▸ **What you will do**
Return each line of the data below verbatim; pictures are to be left out.

▸ **Available records**
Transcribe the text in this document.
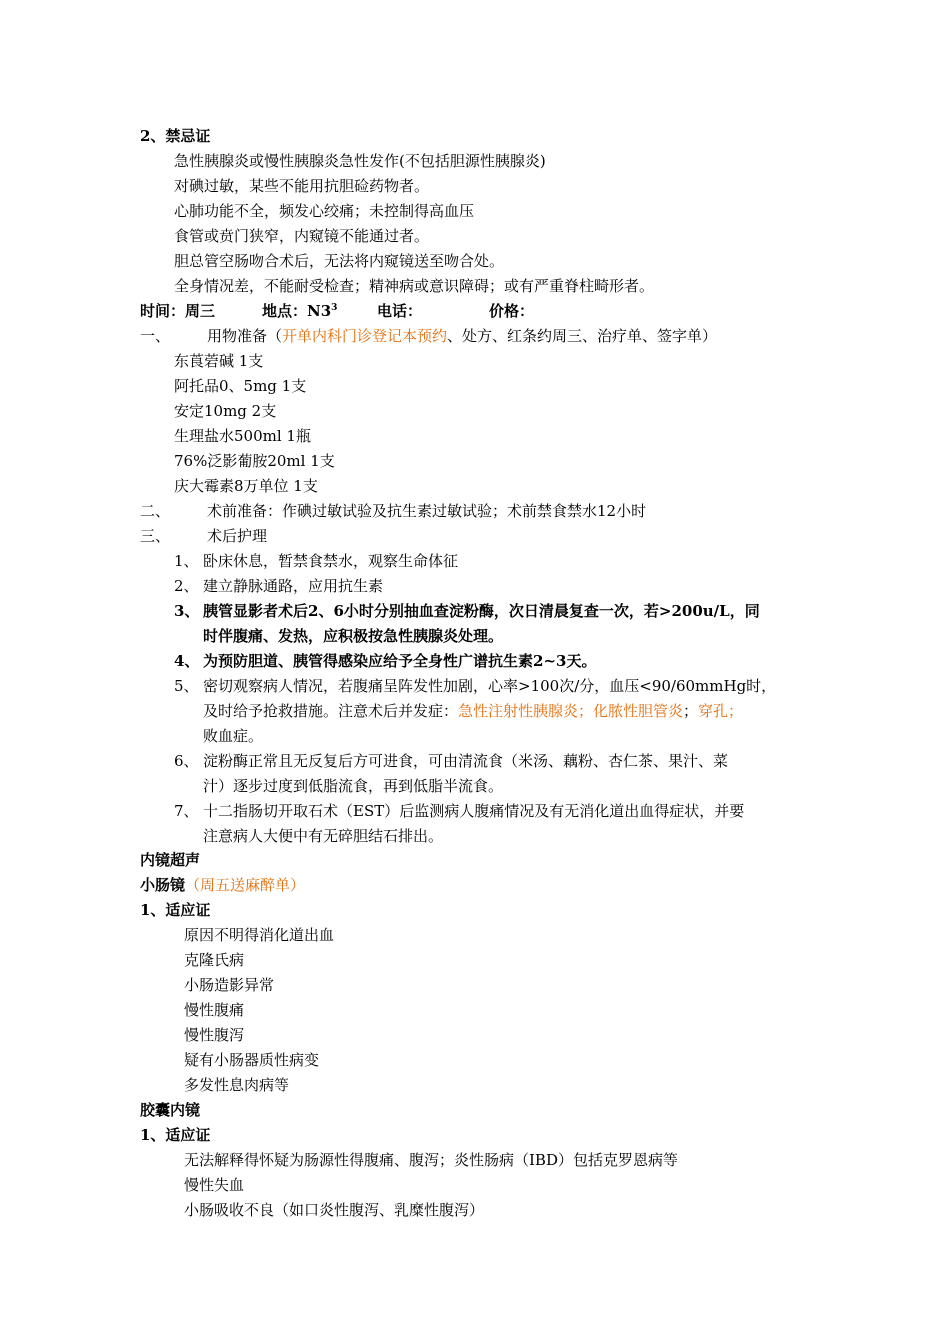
2、禁忌证
急性胰腺炎或慢性胰腺炎急性发作(不包括胆源性胰腺炎)
对碘过敏，某些不能用抗胆硷药物者。
心肺功能不全，频发心绞痛；未控制得高血压
食管或贲门狭窄，内窥镜不能通过者。
胆总管空肠吻合术后，无法将内窥镜送至吻合处。
全身情况差，不能耐受检查；精神病或意识障碍；或有严重脊柱畸形者。
时间：周三	地点：$N3^3$	电话：	价格：
一、 用物准备（开单内科门诊登记本预约、处方、红条约周三、治疗单、签字单）
东莨菪碱 1支
阿托品0、5mg 1支
安定10mg 2支
生理盐水500ml 1瓶
76%泛影葡胺20ml 1支
庆大霉素8万单位 1支
二、 术前准备：作碘过敏试验及抗生素过敏试验；术前禁食禁水12小时
三、 术后护理
1、 卧床休息，暂禁食禁水，观察生命体征
2、 建立静脉通路，应用抗生素
3、 胰管显影者术后2、6小时分别抽血查淀粉酶，次日清晨复查一次，若>200u/L，同
时伴腹痛、发热，应积极按急性胰腺炎处理。
4、 为预防胆道、胰管得感染应给予全身性广谱抗生素2~3天。
5、 密切观察病人情况，若腹痛呈阵发性加剧，心率>100次/分，血压<90/60mmHg时，
及时给予抢救措施。注意术后并发症：急性注射性胰腺炎；化脓性胆管炎；穿孔；
败血症。
6、 淀粉酶正常且无反复后方可进食，可由清流食（米汤、藕粉、杏仁茶、果汁、菜
汁）逐步过度到低脂流食，再到低脂半流食。
7、 十二指肠切开取石术（EST）后监测病人腹痛情况及有无消化道出血得症状，并要
注意病人大便中有无碎胆结石排出。
内镜超声
小肠镜（周五送麻醉单）
1、适应证
原因不明得消化道出血
克隆氏病
小肠造影异常
慢性腹痛
慢性腹泻
疑有小肠器质性病变
多发性息肉病等
胶囊内镜
1、适应证
无法解释得怀疑为肠源性得腹痛、腹泻；炎性肠病（IBD）包括克罗恩病等
慢性失血
小肠吸收不良（如口炎性腹泻、乳糜性腹泻）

▸ **Answer to the task**
Transcribe the text in this document.
2、禁忌证
急性胰腺炎或慢性胰腺炎急性发作(不包括胆源性胰腺炎)
对碘过敏，某些不能用抗胆硷药物者。
心肺功能不全，频发心绞痛；未控制得高血压
食管或贲门狭窄，内窥镜不能通过者。
胆总管空肠吻合术后，无法将内窥镜送至吻合处。
全身情况差，不能耐受检查；精神病或意识障碍；或有严重脊柱畸形者。
时间：周三	地点：$N3^3$	电话：	价格：
一、 用物准备（开单内科门诊登记本预约、处方、红条约周三、治疗单、签字单）
东莨菪碱 1支
阿托品0、5mg 1支
安定10mg 2支
生理盐水500ml 1瓶
76%泛影葡胺20ml 1支
庆大霉素8万单位 1支
二、 术前准备：作碘过敏试验及抗生素过敏试验；术前禁食禁水12小时
三、 术后护理
1、 卧床休息，暂禁食禁水，观察生命体征
2、 建立静脉通路，应用抗生素
3、 胰管显影者术后2、6小时分别抽血查淀粉酶，次日清晨复查一次，若>200u/L，同
时伴腹痛、发热，应积极按急性胰腺炎处理。
4、 为预防胆道、胰管得感染应给予全身性广谱抗生素2~3天。
5、 密切观察病人情况，若腹痛呈阵发性加剧，心率>100次/分，血压<90/60mmHg时，
及时给予抢救措施。注意术后并发症：急性注射性胰腺炎；化脓性胆管炎；穿孔；
败血症。
6、 淀粉酶正常且无反复后方可进食，可由清流食（米汤、藕粉、杏仁茶、果汁、菜
汁）逐步过度到低脂流食，再到低脂半流食。
7、 十二指肠切开取石术（EST）后监测病人腹痛情况及有无消化道出血得症状，并要
注意病人大便中有无碎胆结石排出。
内镜超声
小肠镜（周五送麻醉单）
1、适应证
原因不明得消化道出血
克隆氏病
小肠造影异常
慢性腹痛
慢性腹泻
疑有小肠器质性病变
多发性息肉病等
胶囊内镜
1、适应证
无法解释得怀疑为肠源性得腹痛、腹泻；炎性肠病（IBD）包括克罗恩病等
慢性失血
小肠吸收不良（如口炎性腹泻、乳糜性腹泻）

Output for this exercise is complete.